## EXERCISE
Return the records word for word. Any pictures in them are not part of the copy.

## SUPPLIED MATERIAL
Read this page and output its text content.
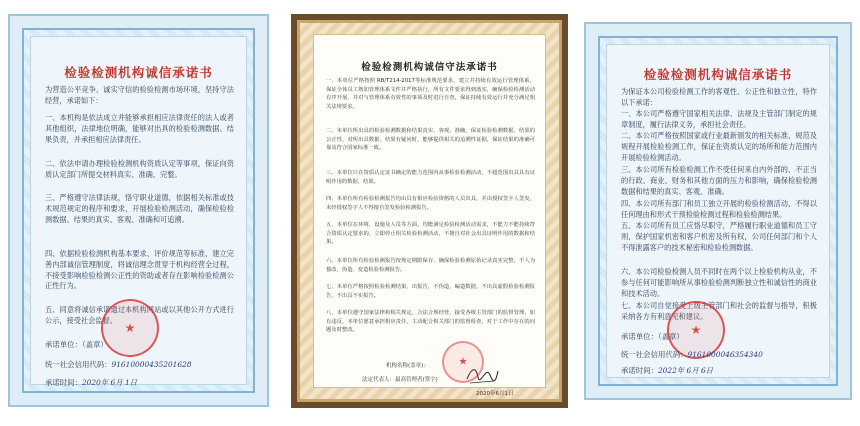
检验检测机构诚信承诺书
为营造公平竞争、诚实守信的检验检测市场环境，坚持守法经营，承诺如下：
一、本机构是依法成立并能够承担相应法律责任的法人或者其他组织，法律地位明确，能够对出具的检验检测数据、结果负责，并承担相应法律责任。
二、依法申请办理检验检测机构资质认定等事项，保证向资质认定部门所提交材料真实、准确、完整。
三、严格遵守法律法规，恪守职业道德，依据相关标准或技术规范规定的程序和要求，开展检验检测活动，确保检验检测数据、结果的真实、客观、准确和可追溯。
四、依据检验检测机构基本要求、评价规范等标准，建立完善内部诚信管理制度，将诚信理念贯穿于机构经营全过程，不接受影响检验检测公正性的资助或者存在影响检验检测公正性行为。
五、同意将诚信承诺通过本机构网站或以其他公开方式进行公示，接受社会监督。
★
承诺单位：（盖章）
统一社会信用代码：91610000435201628
承诺时间：2020年 6月 1日
检验检测机构诚信守法承诺书
一、本单位严格按照 RB/T214-2017等标准规范要求，建立并持续有效运行管理体系，保证全体员工熟知管理体系文件并严格执行，所有文件要求得到落实，确保检验检测活动有序开展，并对与管理体系有效性的事项及时进行自查，保证持续有效运行并充分满足相关法规要求。
二、本单位所出具的检验检测数据和结果真实、客观、准确，保证检验检测数据、结果的公正性，对所出具数据、结果有疑问时，能够提供相关的追溯性证据，保证结果的准确可靠及符合国家标准一致。
三、本单位只在资质认定证书确定的能力范围内从事检验检测活动，不超范围出具具有证明作用的数据、结果。
四、本单位所有检验检测报告均由具有相应检验资格的人员出具，并由授权签字人签发，未经授权签字人不得擅自签发检验检测报告。
五、本单位在环境、设施及人员等方面，均能满足检验检测活动需求，不能力不能持续符合资质认定要求的，立即停止相关检验检测活动，不擅自对社会出具证明作用的数据和结果。
六、本单位所有检验检测报告按规定期限保存，确保检验检测原始记录真实完整，不人为篡改、伪造、变造检验检测报告。
七、本单位严格按照检验检测结果，出报告，不伪造、编造数据，不出具虚假检验检测报告，不出具不实报告。
八、本单位遵守国家法律和相关规定，合法合规经营，接受各级主管部门的监督管理，如有违反，本单位愿意承担相应责任，主动配合相关部门的监督检查，对于工作中存在的问题及时整改。
机构名称(盖章)：
法定代表人：最高管理者(签字)
★
2020年6月1日
检验检测机构诚信承诺书
为保证本公司检验检测工作的客观性、公正性和独立性，特作以下承诺：
一、本公司严格遵守国家相关法律、法规及主管部门制定的规章制度，履行法律义务，承担社会责任。
二、本公司严格按照国家或行业最新颁发的相关标准、规范及规程开展检验检测工作，保证在资质认定的场所和能力范围内开展检验检测活动。
三、本公司所有检验检测工作不受任何来自内外部的、不正当的行政、商业、财务和其他方面的压力和影响，确保检验检测数据和结果的真实、客观、准确。
四、本公司所有部门和员工独立开展的检验检测活动，不得以任何理由和形式干预检验检测过程和检验检测结果。
五、本公司所有员工应恪尽职守，严格履行职业道德和员工守则，保护国家机密和客户机密及所有权，公司任何部门和个人不得泄露客户的技术秘密和检验检测数据。
六、本公司检验检测人员不同时在两个以上检验机构从业，不参与任何可能影响所从事检验检测判断独立性和诚信性的商业和技术活动。
七、本公司自觉接受上级主管部门和社会的监督与指导，积极采纳各方有利意见和建议。
★
承诺单位：（盖章）
统一社会信用代码：9161000046354340
承诺时间：2022年 6月 6日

## TASK RESPONSE
Read this page and output its text content.
检验检测机构诚信承诺书
为营造公平竞争、诚实守信的检验检测市场环境，坚持守法经营，承诺如下：
一、本机构是依法成立并能够承担相应法律责任的法人或者其他组织，法律地位明确，能够对出具的检验检测数据、结果负责，并承担相应法律责任。
二、依法申请办理检验检测机构资质认定等事项，保证向资质认定部门所提交材料真实、准确、完整。
三、严格遵守法律法规，恪守职业道德，依据相关标准或技术规范规定的程序和要求，开展检验检测活动，确保检验检测数据、结果的真实、客观、准确和可追溯。
四、依据检验检测机构基本要求、评价规范等标准，建立完善内部诚信管理制度，将诚信理念贯穿于机构经营全过程，不接受影响检验检测公正性的资助或者存在影响检验检测公正性行为。
五、同意将诚信承诺通过本机构网站或以其他公开方式进行公示，接受社会监督。
★
承诺单位：（盖章）
统一社会信用代码：91610000435201628
承诺时间：2020年 6月 1日
检验检测机构诚信守法承诺书
一、本单位严格按照 RB/T214-2017等标准规范要求，建立并持续有效运行管理体系，保证全体员工熟知管理体系文件并严格执行，所有文件要求得到落实，确保检验检测活动有序开展，并对与管理体系有效性的事项及时进行自查，保证持续有效运行并充分满足相关法规要求。
二、本单位所出具的检验检测数据和结果真实、客观、准确，保证检验检测数据、结果的公正性，对所出具数据、结果有疑问时，能够提供相关的追溯性证据，保证结果的准确可靠及符合国家标准一致。
三、本单位只在资质认定证书确定的能力范围内从事检验检测活动，不超范围出具具有证明作用的数据、结果。
四、本单位所有检验检测报告均由具有相应检验资格的人员出具，并由授权签字人签发，未经授权签字人不得擅自签发检验检测报告。
五、本单位在环境、设施及人员等方面，均能满足检验检测活动需求，不能力不能持续符合资质认定要求的，立即停止相关检验检测活动，不擅自对社会出具证明作用的数据和结果。
六、本单位所有检验检测报告按规定期限保存，确保检验检测原始记录真实完整，不人为篡改、伪造、变造检验检测报告。
七、本单位严格按照检验检测结果，出报告，不伪造、编造数据，不出具虚假检验检测报告，不出具不实报告。
八、本单位遵守国家法律和相关规定，合法合规经营，接受各级主管部门的监督管理，如有违反，本单位愿意承担相应责任，主动配合相关部门的监督检查，对于工作中存在的问题及时整改。
机构名称(盖章)：
法定代表人：最高管理者(签字)
★
2020年6月1日
检验检测机构诚信承诺书
为保证本公司检验检测工作的客观性、公正性和独立性，特作以下承诺：
一、本公司严格遵守国家相关法律、法规及主管部门制定的规章制度，履行法律义务，承担社会责任。
二、本公司严格按照国家或行业最新颁发的相关标准、规范及规程开展检验检测工作，保证在资质认定的场所和能力范围内开展检验检测活动。
三、本公司所有检验检测工作不受任何来自内外部的、不正当的行政、商业、财务和其他方面的压力和影响，确保检验检测数据和结果的真实、客观、准确。
四、本公司所有部门和员工独立开展的检验检测活动，不得以任何理由和形式干预检验检测过程和检验检测结果。
五、本公司所有员工应恪尽职守，严格履行职业道德和员工守则，保护国家机密和客户机密及所有权，公司任何部门和个人不得泄露客户的技术秘密和检验检测数据。
六、本公司检验检测人员不同时在两个以上检验机构从业，不参与任何可能影响所从事检验检测判断独立性和诚信性的商业和技术活动。
七、本公司自觉接受上级主管部门和社会的监督与指导，积极采纳各方有利意见和建议。
★
承诺单位：（盖章）
统一社会信用代码：9161000046354340
承诺时间：2022年 6月 6日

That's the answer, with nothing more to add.